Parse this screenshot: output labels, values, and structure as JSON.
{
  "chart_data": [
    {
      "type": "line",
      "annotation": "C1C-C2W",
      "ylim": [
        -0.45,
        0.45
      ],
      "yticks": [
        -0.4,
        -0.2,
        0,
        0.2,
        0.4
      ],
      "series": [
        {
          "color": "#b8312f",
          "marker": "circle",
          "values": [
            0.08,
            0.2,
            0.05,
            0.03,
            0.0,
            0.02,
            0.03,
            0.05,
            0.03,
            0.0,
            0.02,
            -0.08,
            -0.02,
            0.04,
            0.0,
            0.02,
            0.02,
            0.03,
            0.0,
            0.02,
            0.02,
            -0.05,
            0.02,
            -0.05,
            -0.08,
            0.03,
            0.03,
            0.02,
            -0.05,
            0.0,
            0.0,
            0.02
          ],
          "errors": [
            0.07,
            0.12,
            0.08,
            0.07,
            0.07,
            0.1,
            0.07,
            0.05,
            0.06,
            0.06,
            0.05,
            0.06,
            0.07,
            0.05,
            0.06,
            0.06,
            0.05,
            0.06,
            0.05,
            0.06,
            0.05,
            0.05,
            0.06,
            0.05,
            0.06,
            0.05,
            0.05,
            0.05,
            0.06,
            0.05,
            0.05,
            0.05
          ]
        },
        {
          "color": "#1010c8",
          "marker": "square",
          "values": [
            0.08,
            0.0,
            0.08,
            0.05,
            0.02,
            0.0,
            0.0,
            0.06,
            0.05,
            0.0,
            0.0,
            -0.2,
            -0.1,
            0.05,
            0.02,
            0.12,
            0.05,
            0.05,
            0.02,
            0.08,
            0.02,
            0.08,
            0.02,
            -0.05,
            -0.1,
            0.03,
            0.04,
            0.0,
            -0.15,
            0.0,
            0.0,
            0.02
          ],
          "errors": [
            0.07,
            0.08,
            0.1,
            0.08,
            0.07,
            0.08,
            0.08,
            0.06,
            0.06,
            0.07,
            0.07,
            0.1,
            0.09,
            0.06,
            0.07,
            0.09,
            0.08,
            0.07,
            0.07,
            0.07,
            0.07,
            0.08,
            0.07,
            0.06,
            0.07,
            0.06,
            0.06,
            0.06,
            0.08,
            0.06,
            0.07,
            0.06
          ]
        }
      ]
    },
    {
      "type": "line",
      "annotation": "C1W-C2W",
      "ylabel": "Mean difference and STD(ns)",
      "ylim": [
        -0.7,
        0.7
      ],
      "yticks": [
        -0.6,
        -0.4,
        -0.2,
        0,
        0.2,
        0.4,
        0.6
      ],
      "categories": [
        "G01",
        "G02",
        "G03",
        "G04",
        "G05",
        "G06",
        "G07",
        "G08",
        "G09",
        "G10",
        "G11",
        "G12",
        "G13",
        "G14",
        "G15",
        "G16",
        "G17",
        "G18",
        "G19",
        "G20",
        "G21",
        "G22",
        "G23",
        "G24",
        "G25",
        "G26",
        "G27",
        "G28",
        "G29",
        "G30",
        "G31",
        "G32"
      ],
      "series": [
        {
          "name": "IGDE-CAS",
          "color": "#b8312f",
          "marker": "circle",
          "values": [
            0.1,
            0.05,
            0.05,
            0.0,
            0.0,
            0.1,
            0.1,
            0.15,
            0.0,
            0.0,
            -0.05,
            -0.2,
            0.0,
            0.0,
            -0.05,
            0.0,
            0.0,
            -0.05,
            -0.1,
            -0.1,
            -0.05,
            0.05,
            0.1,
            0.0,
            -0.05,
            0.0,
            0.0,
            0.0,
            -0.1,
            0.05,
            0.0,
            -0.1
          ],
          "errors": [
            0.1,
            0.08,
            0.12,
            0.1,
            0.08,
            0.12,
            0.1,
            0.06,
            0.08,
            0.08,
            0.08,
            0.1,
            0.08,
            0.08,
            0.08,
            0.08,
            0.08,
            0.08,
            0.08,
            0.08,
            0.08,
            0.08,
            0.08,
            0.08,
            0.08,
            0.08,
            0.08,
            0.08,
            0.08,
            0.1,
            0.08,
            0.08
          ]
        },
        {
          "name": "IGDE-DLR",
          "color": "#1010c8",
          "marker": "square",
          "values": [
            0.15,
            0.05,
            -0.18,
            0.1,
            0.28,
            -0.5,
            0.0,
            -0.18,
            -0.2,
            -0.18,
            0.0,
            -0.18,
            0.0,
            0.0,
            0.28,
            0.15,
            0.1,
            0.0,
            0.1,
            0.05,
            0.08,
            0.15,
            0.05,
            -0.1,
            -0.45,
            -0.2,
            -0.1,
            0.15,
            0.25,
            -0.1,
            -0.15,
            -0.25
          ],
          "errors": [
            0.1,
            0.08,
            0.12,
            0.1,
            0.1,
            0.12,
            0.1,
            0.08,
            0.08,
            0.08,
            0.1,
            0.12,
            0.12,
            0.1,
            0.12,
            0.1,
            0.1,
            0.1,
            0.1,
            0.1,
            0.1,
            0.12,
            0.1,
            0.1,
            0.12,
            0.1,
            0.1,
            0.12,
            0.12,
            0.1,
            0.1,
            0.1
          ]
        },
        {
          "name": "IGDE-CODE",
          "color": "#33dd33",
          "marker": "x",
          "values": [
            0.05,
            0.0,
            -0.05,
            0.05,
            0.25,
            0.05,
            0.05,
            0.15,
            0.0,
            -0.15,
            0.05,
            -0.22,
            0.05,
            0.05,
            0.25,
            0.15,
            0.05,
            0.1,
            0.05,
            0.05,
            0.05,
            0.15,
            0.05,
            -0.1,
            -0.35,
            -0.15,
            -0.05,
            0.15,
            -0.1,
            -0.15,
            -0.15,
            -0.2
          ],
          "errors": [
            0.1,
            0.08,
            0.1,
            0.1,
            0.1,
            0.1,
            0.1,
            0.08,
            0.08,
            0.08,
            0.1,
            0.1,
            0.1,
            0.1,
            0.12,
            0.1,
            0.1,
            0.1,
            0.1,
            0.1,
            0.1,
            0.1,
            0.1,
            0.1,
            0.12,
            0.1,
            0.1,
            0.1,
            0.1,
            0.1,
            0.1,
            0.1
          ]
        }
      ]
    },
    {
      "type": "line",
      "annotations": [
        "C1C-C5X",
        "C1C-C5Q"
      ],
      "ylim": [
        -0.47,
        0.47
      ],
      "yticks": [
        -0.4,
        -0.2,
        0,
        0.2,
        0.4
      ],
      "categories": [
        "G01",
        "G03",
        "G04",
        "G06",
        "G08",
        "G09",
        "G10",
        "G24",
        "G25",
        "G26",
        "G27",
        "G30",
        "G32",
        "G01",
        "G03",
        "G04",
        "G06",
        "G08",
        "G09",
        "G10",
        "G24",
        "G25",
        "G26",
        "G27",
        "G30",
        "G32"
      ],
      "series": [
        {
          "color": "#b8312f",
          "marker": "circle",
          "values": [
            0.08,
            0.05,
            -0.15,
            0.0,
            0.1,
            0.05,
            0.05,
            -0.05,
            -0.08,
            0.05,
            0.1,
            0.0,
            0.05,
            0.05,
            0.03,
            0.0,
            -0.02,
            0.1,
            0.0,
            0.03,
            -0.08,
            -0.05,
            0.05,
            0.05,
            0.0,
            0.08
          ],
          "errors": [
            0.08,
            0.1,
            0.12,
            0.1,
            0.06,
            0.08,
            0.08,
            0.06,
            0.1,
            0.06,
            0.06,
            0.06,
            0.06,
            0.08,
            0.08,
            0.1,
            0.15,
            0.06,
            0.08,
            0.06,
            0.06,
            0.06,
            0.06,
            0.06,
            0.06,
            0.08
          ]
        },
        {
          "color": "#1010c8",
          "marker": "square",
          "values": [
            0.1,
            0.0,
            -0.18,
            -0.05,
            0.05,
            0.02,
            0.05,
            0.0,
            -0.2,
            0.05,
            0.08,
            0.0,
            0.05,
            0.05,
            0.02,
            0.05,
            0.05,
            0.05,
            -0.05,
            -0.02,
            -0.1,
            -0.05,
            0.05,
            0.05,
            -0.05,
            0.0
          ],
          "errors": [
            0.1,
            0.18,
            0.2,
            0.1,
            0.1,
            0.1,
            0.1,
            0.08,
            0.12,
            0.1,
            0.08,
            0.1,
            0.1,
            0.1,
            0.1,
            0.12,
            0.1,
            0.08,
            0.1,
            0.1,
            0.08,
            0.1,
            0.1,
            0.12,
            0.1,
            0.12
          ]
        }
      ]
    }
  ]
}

_ _ _ _ _

Task to carry out ▸
From the records above, pull out every line containing the word "name".

Output of the task ▸
          "name": "IGDE-CAS",
          "name": "IGDE-DLR",
          "name": "IGDE-CODE",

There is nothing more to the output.